* [TASK DESCRIPTION]
Leave out the pictures and copy every record exactly.

___ PROVIDED RECORDS

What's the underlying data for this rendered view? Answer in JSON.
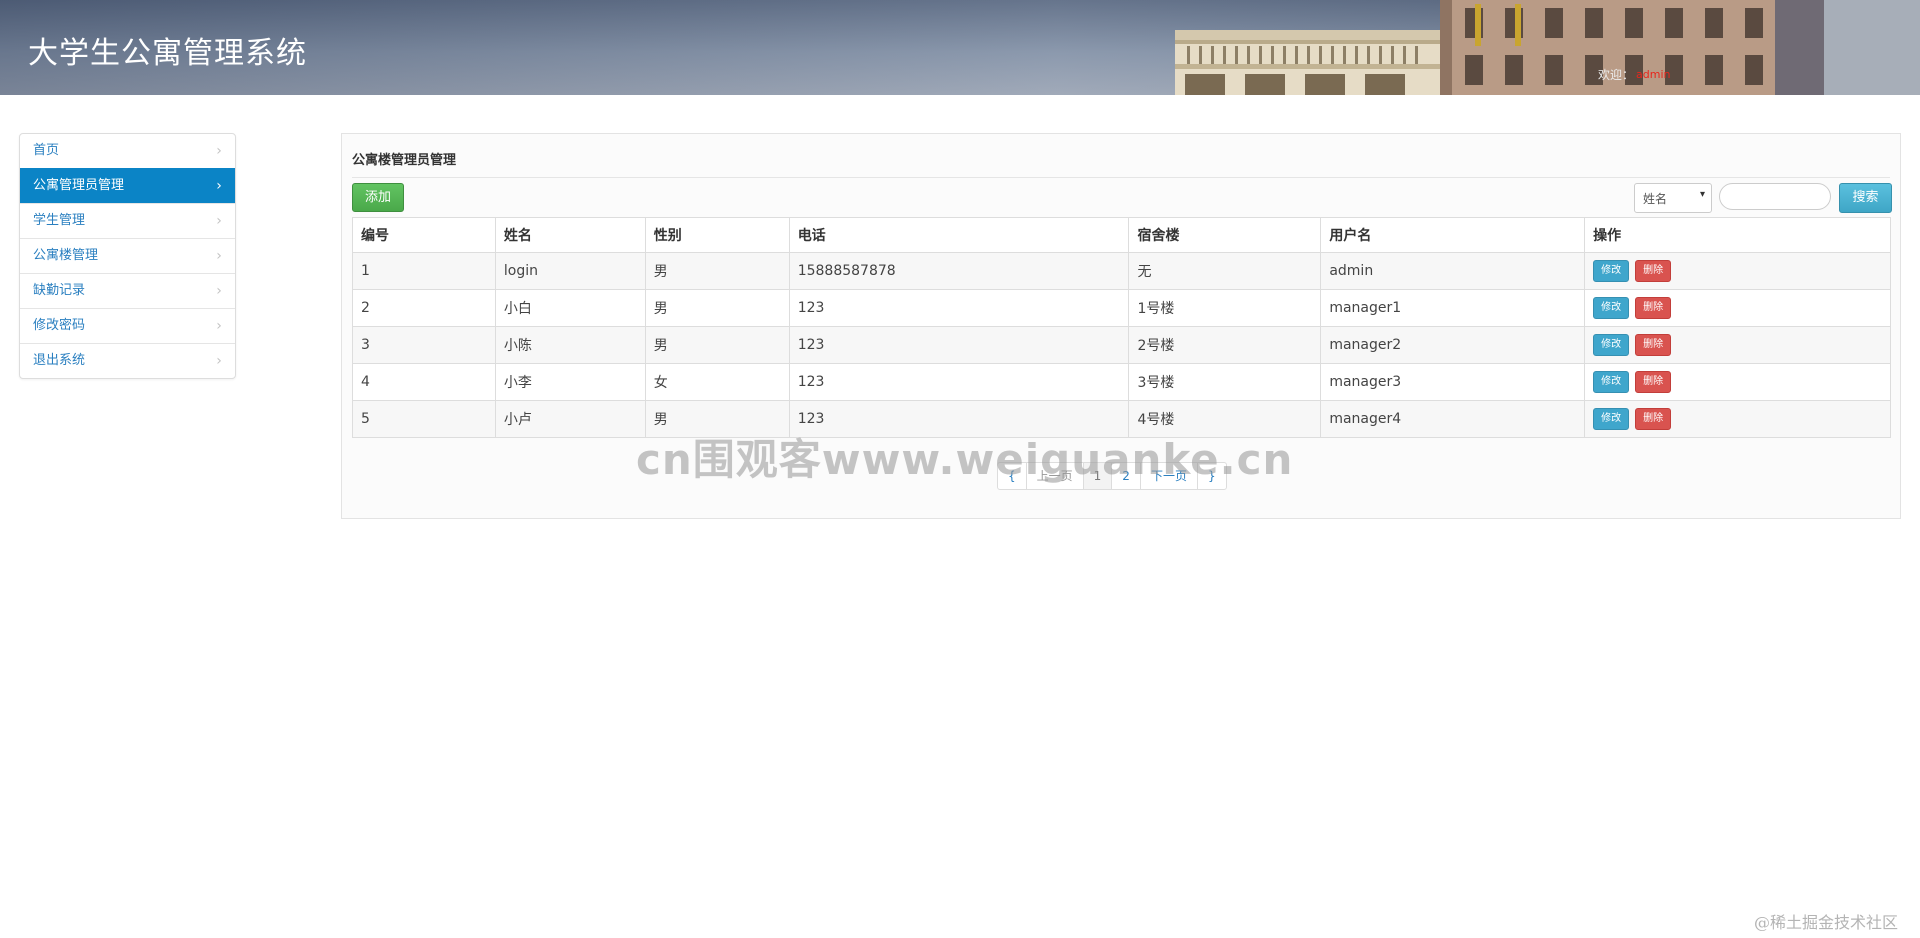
{
  "header": {
    "title": "大学生公寓管理系统",
    "user_label": "欢迎：",
    "user_name": "admin"
  },
  "sidebar": {
    "items": [
      {
        "label": "首页",
        "active": false
      },
      {
        "label": "公寓管理员管理",
        "active": true
      },
      {
        "label": "学生管理",
        "active": false
      },
      {
        "label": "公寓楼管理",
        "active": false
      },
      {
        "label": "缺勤记录",
        "active": false
      },
      {
        "label": "修改密码",
        "active": false
      },
      {
        "label": "退出系统",
        "active": false
      }
    ]
  },
  "main": {
    "title": "公寓楼管理员管理",
    "add_label": "添加",
    "search_field": "姓名",
    "search_value": "",
    "search_label": "搜索",
    "table": {
      "columns": [
        "编号",
        "姓名",
        "性别",
        "电话",
        "宿舍楼",
        "用户名",
        "操作"
      ],
      "rows": [
        [
          "1",
          "login",
          "男",
          "15888587878",
          "无",
          "admin"
        ],
        [
          "2",
          "小白",
          "男",
          "123",
          "1号楼",
          "manager1"
        ],
        [
          "3",
          "小陈",
          "男",
          "123",
          "2号楼",
          "manager2"
        ],
        [
          "4",
          "小李",
          "女",
          "123",
          "3号楼",
          "manager3"
        ],
        [
          "5",
          "小卢",
          "男",
          "123",
          "4号楼",
          "manager4"
        ]
      ],
      "edit_label": "修改",
      "delete_label": "删除"
    },
    "pagination": {
      "first": "{",
      "prev": "上一页",
      "pages": [
        "1",
        "2"
      ],
      "current": "1",
      "next": "下一页",
      "last": "}"
    }
  },
  "watermarks": {
    "center": "cn围观客www.weiguanke.cn",
    "corner": "@稀土掘金技术社区"
  },
  "colors": {
    "sidebar_active": "#0b84c6",
    "link": "#2a7fc0",
    "add_button": "#5cb85c",
    "search_button": "#5bc0de",
    "edit_button": "#3fa6cc",
    "delete_button": "#d9534f"
  }
}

______

* [THE RESPONSE]
What's the underlying data for this rendered view? Answer in JSON.
{
  "header": {
    "title": "大学生公寓管理系统",
    "user_label": "欢迎：",
    "user_name": "admin"
  },
  "sidebar": {
    "items": [
      {
        "label": "首页",
        "active": false
      },
      {
        "label": "公寓管理员管理",
        "active": true
      },
      {
        "label": "学生管理",
        "active": false
      },
      {
        "label": "公寓楼管理",
        "active": false
      },
      {
        "label": "缺勤记录",
        "active": false
      },
      {
        "label": "修改密码",
        "active": false
      },
      {
        "label": "退出系统",
        "active": false
      }
    ]
  },
  "main": {
    "title": "公寓楼管理员管理",
    "add_label": "添加",
    "search_field": "姓名",
    "search_value": "",
    "search_label": "搜索",
    "table": {
      "columns": [
        "编号",
        "姓名",
        "性别",
        "电话",
        "宿舍楼",
        "用户名",
        "操作"
      ],
      "rows": [
        [
          "1",
          "login",
          "男",
          "15888587878",
          "无",
          "admin"
        ],
        [
          "2",
          "小白",
          "男",
          "123",
          "1号楼",
          "manager1"
        ],
        [
          "3",
          "小陈",
          "男",
          "123",
          "2号楼",
          "manager2"
        ],
        [
          "4",
          "小李",
          "女",
          "123",
          "3号楼",
          "manager3"
        ],
        [
          "5",
          "小卢",
          "男",
          "123",
          "4号楼",
          "manager4"
        ]
      ],
      "edit_label": "修改",
      "delete_label": "删除"
    },
    "pagination": {
      "first": "{",
      "prev": "上一页",
      "pages": [
        "1",
        "2"
      ],
      "current": "1",
      "next": "下一页",
      "last": "}"
    }
  },
  "watermarks": {
    "center": "cn围观客www.weiguanke.cn",
    "corner": "@稀土掘金技术社区"
  },
  "colors": {
    "sidebar_active": "#0b84c6",
    "link": "#2a7fc0",
    "add_button": "#5cb85c",
    "search_button": "#5bc0de",
    "edit_button": "#3fa6cc",
    "delete_button": "#d9534f"
  }
}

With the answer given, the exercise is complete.